Copy out all the lines where "Helium" shows up.

EXTRACTED ENTRIES>
╔══

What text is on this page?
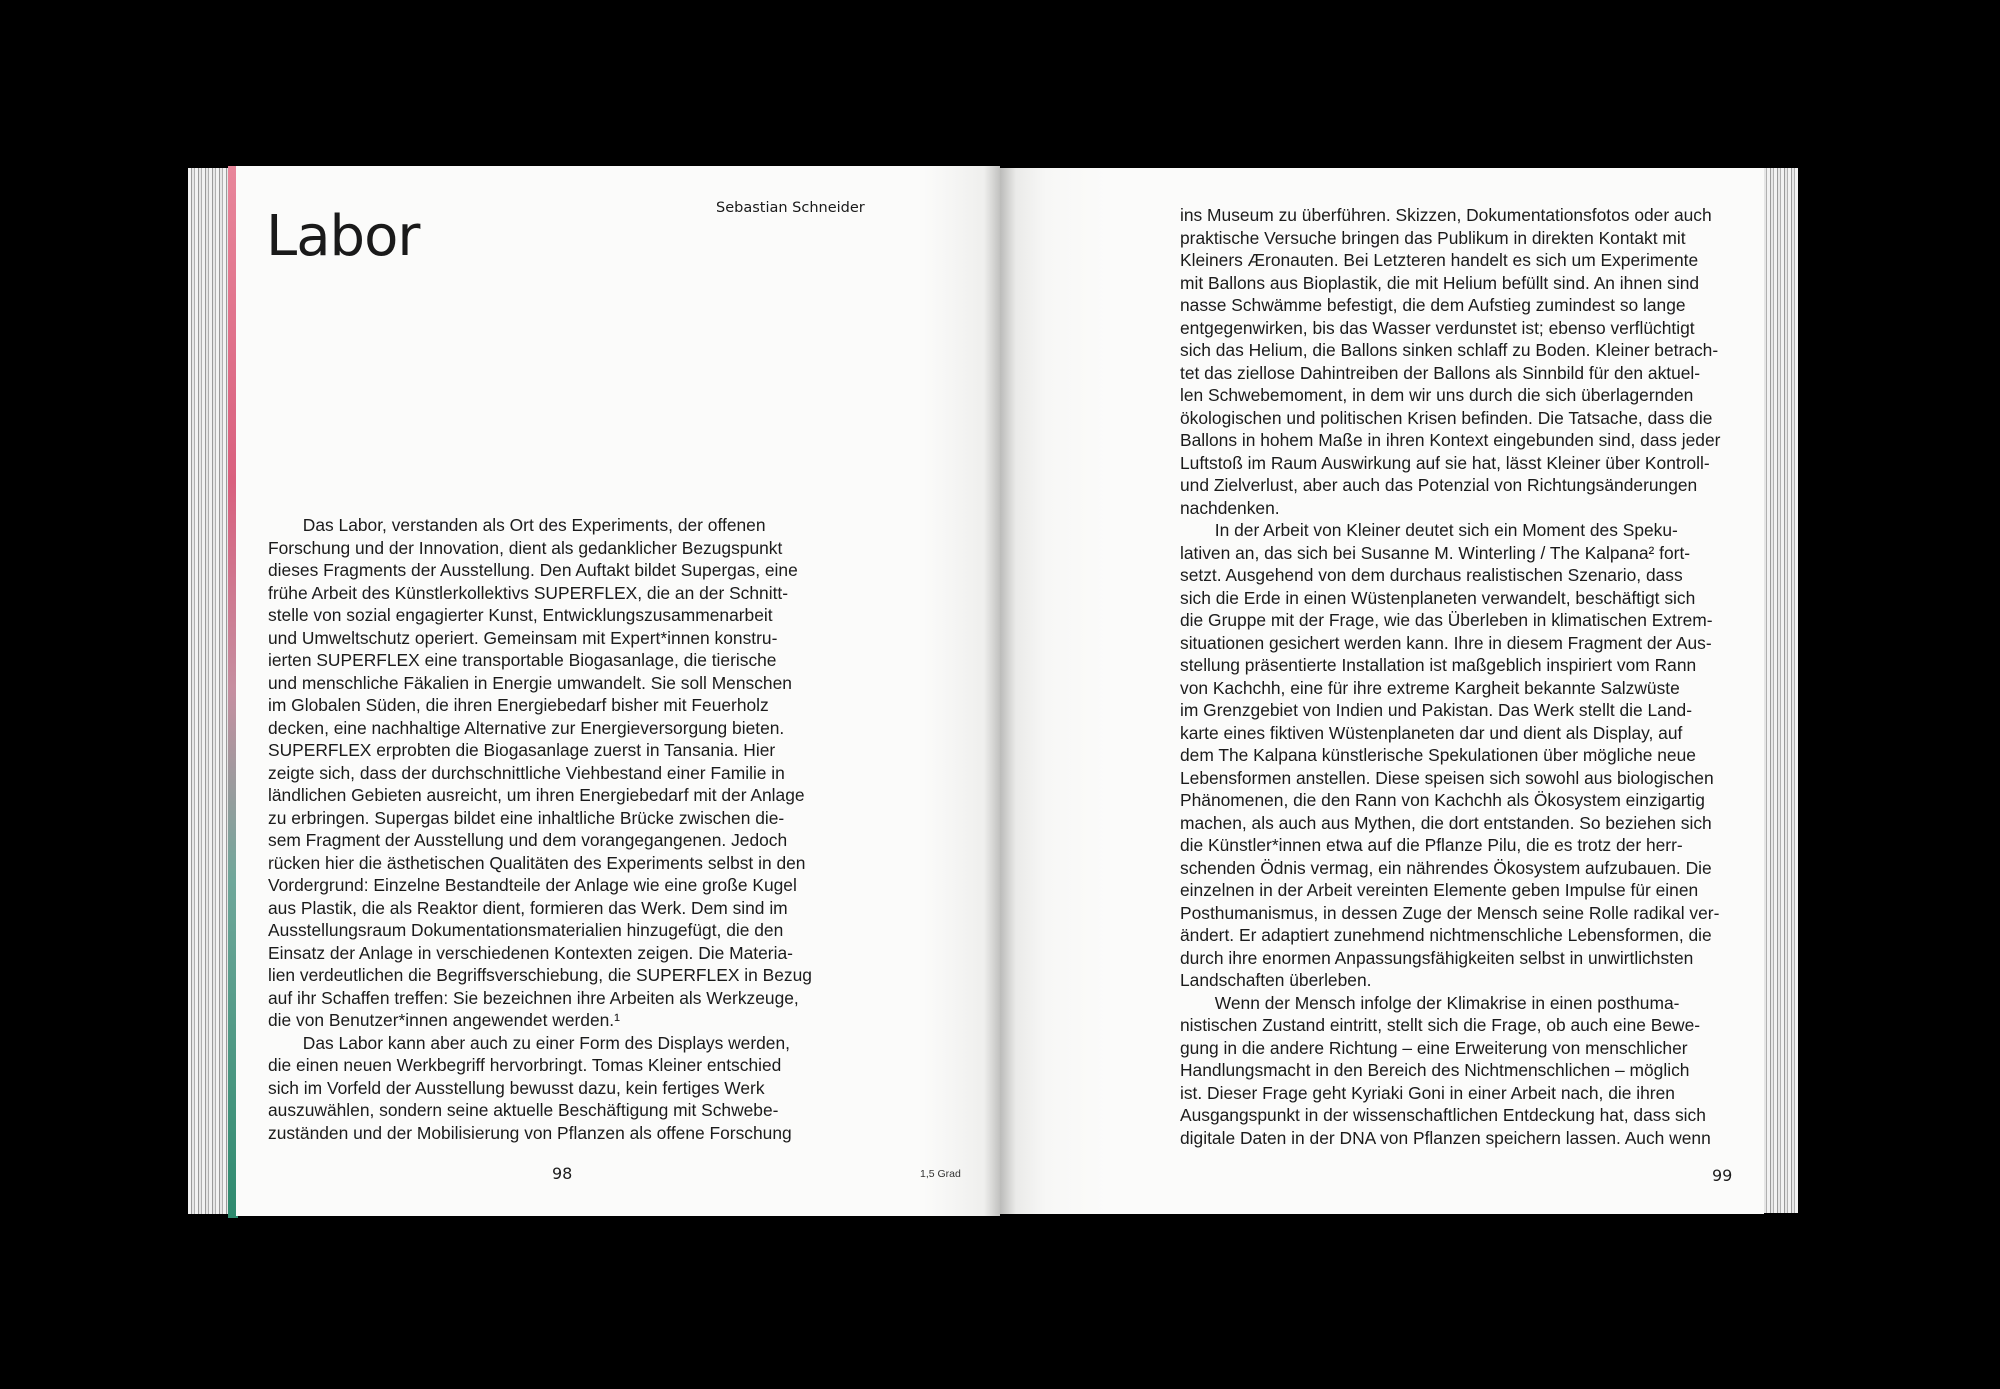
Labor	Sebastian Schneider
  Das Labor, verstanden als Ort des Experiments, der offenen
Forschung und der Innovation, dient als gedanklicher Bezugspunkt
dieses Fragments der Ausstellung. Den Auftakt bildet Supergas, eine
frühe Arbeit des Künstlerkollektivs SUPERFLEX, die an der Schnitt-
stelle von sozial engagierter Kunst, Entwicklungszusammenarbeit
und Umweltschutz operiert. Gemeinsam mit Expert*innen konstru-
ierten SUPERFLEX eine transportable Biogasanlage, die tierische
und menschliche Fäkalien in Energie umwandelt. Sie soll Menschen
im Globalen Süden, die ihren Energiebedarf bisher mit Feuerholz
decken, eine nachhaltige Alternative zur Energieversorgung bieten.
SUPERFLEX erprobten die Biogasanlage zuerst in Tansania. Hier
zeigte sich, dass der durchschnittliche Viehbestand einer Familie in
ländlichen Gebieten ausreicht, um ihren Energiebedarf mit der Anlage
zu erbringen. Supergas bildet eine inhaltliche Brücke zwischen die-
sem Fragment der Ausstellung und dem vorangegangenen. Jedoch
rücken hier die ästhetischen Qualitäten des Experiments selbst in den
Vordergrund: Einzelne Bestandteile der Anlage wie eine große Kugel
aus Plastik, die als Reaktor dient, formieren das Werk. Dem sind im
Ausstellungsraum Dokumentationsmaterialien hinzugefügt, die den
Einsatz der Anlage in verschiedenen Kontexten zeigen. Die Materia-
lien verdeutlichen die Begriffsverschiebung, die SUPERFLEX in Bezug
auf ihr Schaffen treffen: Sie bezeichnen ihre Arbeiten als Werkzeuge,
die von Benutzer*innen angewendet werden.¹
  Das Labor kann aber auch zu einer Form des Displays werden,
die einen neuen Werkbegriff hervorbringt. Tomas Kleiner entschied
sich im Vorfeld der Ausstellung bewusst dazu, kein fertiges Werk
auszuwählen, sondern seine aktuelle Beschäftigung mit Schwebe-
zuständen und der Mobilisierung von Pflanzen als offene Forschung
98	1,5 Grad
ins Museum zu überführen. Skizzen, Dokumentationsfotos oder auch
praktische Versuche bringen das Publikum in direkten Kontakt mit
Kleiners Æronauten. Bei Letzteren handelt es sich um Experimente
mit Ballons aus Bioplastik, die mit Helium befüllt sind. An ihnen sind
nasse Schwämme befestigt, die dem Aufstieg zumindest so lange
entgegenwirken, bis das Wasser verdunstet ist; ebenso verflüchtigt
sich das Helium, die Ballons sinken schlaff zu Boden. Kleiner betrach-
tet das ziellose Dahintreiben der Ballons als Sinnbild für den aktuel-
len Schwebemoment, in dem wir uns durch die sich überlagernden
ökologischen und politischen Krisen befinden. Die Tatsache, dass die
Ballons in hohem Maße in ihren Kontext eingebunden sind, dass jeder
Luftstoß im Raum Auswirkung auf sie hat, lässt Kleiner über Kontroll-
und Zielverlust, aber auch das Potenzial von Richtungsänderungen
nachdenken.
  In der Arbeit von Kleiner deutet sich ein Moment des Speku-
lativen an, das sich bei Susanne M. Winterling / The Kalpana² fort-
setzt. Ausgehend von dem durchaus realistischen Szenario, dass
sich die Erde in einen Wüstenplaneten verwandelt, beschäftigt sich
die Gruppe mit der Frage, wie das Überleben in klimatischen Extrem-
situationen gesichert werden kann. Ihre in diesem Fragment der Aus-
stellung präsentierte Installation ist maßgeblich inspiriert vom Rann
von Kachchh, eine für ihre extreme Kargheit bekannte Salzwüste
im Grenzgebiet von Indien und Pakistan. Das Werk stellt die Land-
karte eines fiktiven Wüstenplaneten dar und dient als Display, auf
dem The Kalpana künstlerische Spekulationen über mögliche neue
Lebensformen anstellen. Diese speisen sich sowohl aus biologischen
Phänomenen, die den Rann von Kachchh als Ökosystem einzigartig
machen, als auch aus Mythen, die dort entstanden. So beziehen sich
die Künstler*innen etwa auf die Pflanze Pilu, die es trotz der herr-
schenden Ödnis vermag, ein nährendes Ökosystem aufzubauen. Die
einzelnen in der Arbeit vereinten Elemente geben Impulse für einen
Posthumanismus, in dessen Zuge der Mensch seine Rolle radikal ver-
ändert. Er adaptiert zunehmend nichtmenschliche Lebensformen, die
durch ihre enormen Anpassungsfähigkeiten selbst in unwirtlichsten
Landschaften überleben.
  Wenn der Mensch infolge der Klimakrise in einen posthuma-
nistischen Zustand eintritt, stellt sich die Frage, ob auch eine Bewe-
gung in die andere Richtung – eine Erweiterung von menschlicher
Handlungsmacht in den Bereich des Nichtmenschlichen – möglich
ist. Dieser Frage geht Kyriaki Goni in einer Arbeit nach, die ihren
Ausgangspunkt in der wissenschaftlichen Entdeckung hat, dass sich
digitale Daten in der DNA von Pflanzen speichern lassen. Auch wenn
99
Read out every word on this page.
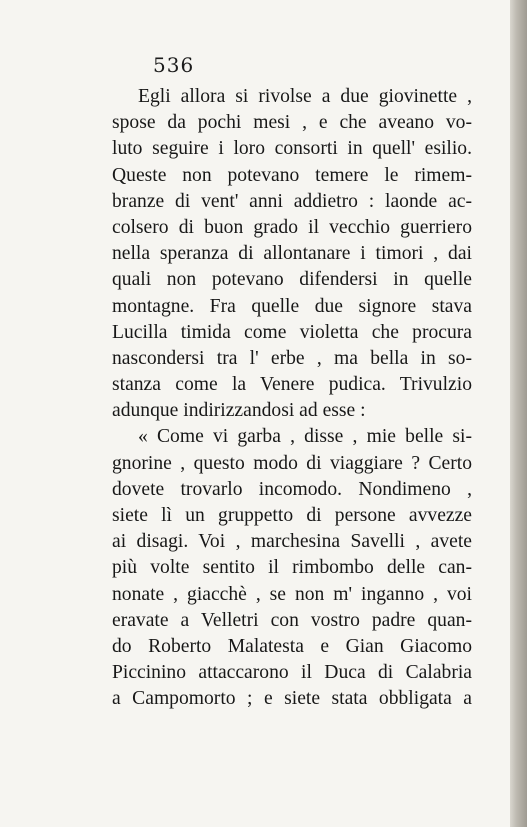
536
Egli allora si rivolse a due giovinette ,
spose da pochi mesi , e che aveano vo-
luto seguire i loro consorti in quell' esilio.
Queste non potevano temere le rimem-
branze di vent' anni addietro : laonde ac-
colsero di buon grado il vecchio guerriero
nella speranza di allontanare i timori , dai
quali non potevano difendersi in quelle
montagne. Fra quelle due signore stava
Lucilla timida come violetta che procura
nascondersi tra l' erbe , ma bella in so-
stanza come la Venere pudica. Trivulzio
adunque indirizzandosi ad esse :
« Come vi garba , disse , mie belle si-
gnorine , questo modo di viaggiare ? Certo
dovete trovarlo incomodo. Nondimeno ,
siete lì un gruppetto di persone avvezze
ai disagi. Voi , marchesina Savelli , avete
più volte sentito il rimbombo delle can-
nonate , giacchè , se non m' inganno , voi
eravate a Velletri con vostro padre quan-
do Roberto Malatesta e Gian Giacomo
Piccinino attaccarono il Duca di Calabria
a Campomorto ; e siete stata obbligata a
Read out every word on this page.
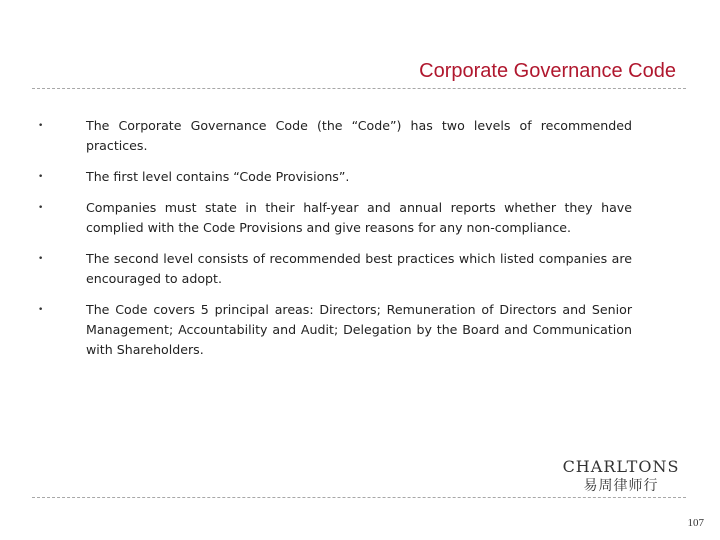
Corporate Governance Code
•	The Corporate Governance Code (the “Code”) has two levels of recommended practices.
•	The first level contains “Code Provisions”.
•	Companies must state in their half-year and annual reports whether they have complied with the Code Provisions and give reasons for any non-compliance.
•	The second level consists of recommended best practices which listed companies are encouraged to adopt.
•	The Code covers 5 principal areas: Directors; Remuneration of Directors and Senior Management; Accountability and Audit; Delegation by the Board and Communication with Shareholders.
CHARLTONS
易周律师行
107
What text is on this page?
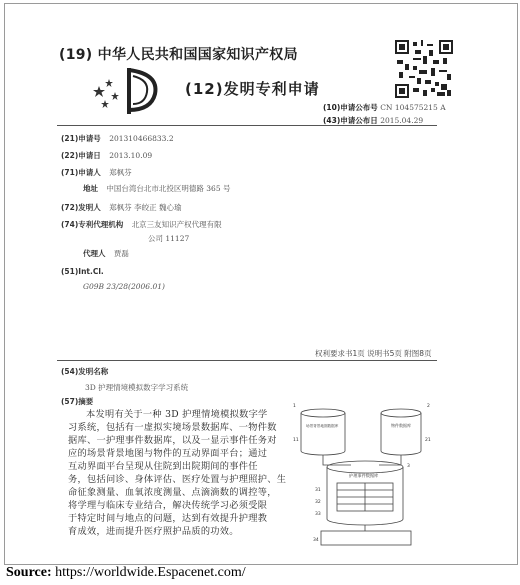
(19) 中华人民共和国国家知识产权局
(12)发明专利申请
(10)申请公布号 CN 104575215 A
(43)申请公布日 2015.04.29
(21)申请号 201310466833.2
(22)申请日 2013.10.09
(71)申请人 郑枫芬
地址 中国台湾台北市北投区明德路 365 号
(72)发明人 郑枫芬 李皎正 魏心瑜
(74)专利代理机构 北京三友知识产权代理有限
公司 11127
代理人 贾磊
(51)Int.Cl.
G09B 23/28(2006.01)
权利要求书1页 说明书5页 附图8页
(54)发明名称
3D 护理情境模拟数字学习系统
(57)摘要
本发明有关于一种 3D 护理情境模拟数字学
习系统，包括有一虚拟实境场景数据库、一物件数
据库、一护理事件数据库，以及一显示事件任务对
应的场景背景地图与物件的互动界面平台；通过
互动界面平台呈现从住院到出院期间的事件任
务，包括问诊、身体评估、医疗处置与护理照护、生
命征象测量、血氧浓度测量、点滴滴数的调控等，
将学理与临床专业结合，解决传统学习必须受限
于特定时间与地点的问题，达到有效提升护理教
育成效，进而提升医疗照护品质的功效。
场景背景地图数据库	物件数据库
护理事件数据库
1
11
2
21
3
31
32
33
34
Source: https://worldwide.Espacenet.com/
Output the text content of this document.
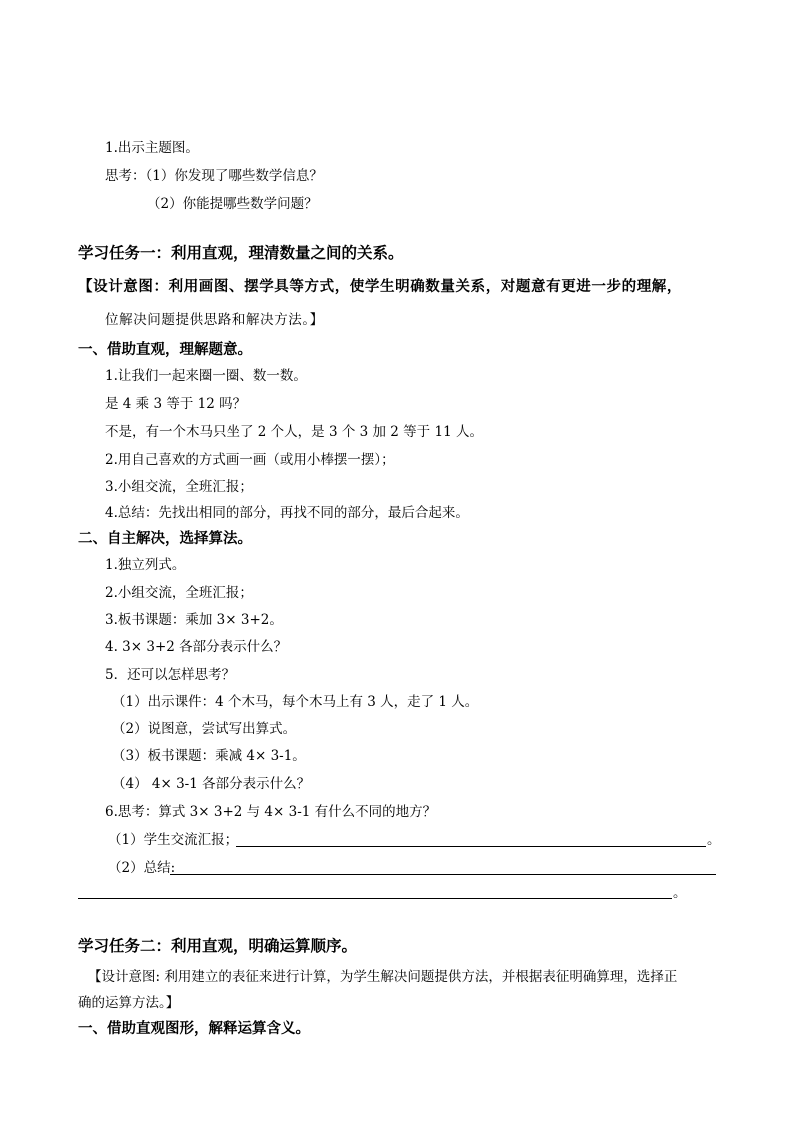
1.出示主题图。
思考：（1）你发现了哪些数学信息？
（2）你能提哪些数学问题？
学习任务一：利用直观，理清数量之间的关系。
【设计意图：利用画图、摆学具等方式，使学生明确数量关系，对题意有更进一步的理解，
位解决问题提供思路和解决方法。】
一、借助直观，理解题意。
1.让我们一起来圈一圈、数一数。
是 4 乘 3 等于 12 吗？
不是，有一个木马只坐了 2 个人，是 3 个 3 加 2 等于 11 人。
2.用自己喜欢的方式画一画（或用小棒摆一摆）；
3.小组交流，全班汇报；
4.总结：先找出相同的部分，再找不同的部分，最后合起来。
二、自主解决，选择算法。
1.独立列式。
2.小组交流，全班汇报；
3.板书课题：乘加 3× 3+2。
4. 3× 3+2 各部分表示什么？
5．还可以怎样思考？
（1）出示课件：4 个木马，每个木马上有 3 人，走了 1 人。
（2）说图意，尝试写出算式。
（3）板书课题：乘减 4× 3-1。
（4） 4× 3-1 各部分表示什么？
6.思考：算式 3× 3+2 与 4× 3-1 有什么不同的地方？
（1）学生交流汇报；	。
（2）总结:
。
学习任务二：利用直观，明确运算顺序。
【设计意图: 利用建立的表征来进行计算，为学生解决问题提供方法，并根据表征明确算理，选择正
确的运算方法。】
一、借助直观图形，解释运算含义。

╚══

SOLUTION FOR THIS EXERCISE>
mit Ballons aus Bioplastik, die mit Helium befüllt sind. An ihnen sind
sich das Helium, die Ballons sinken schlaff zu Boden. Kleiner betrach-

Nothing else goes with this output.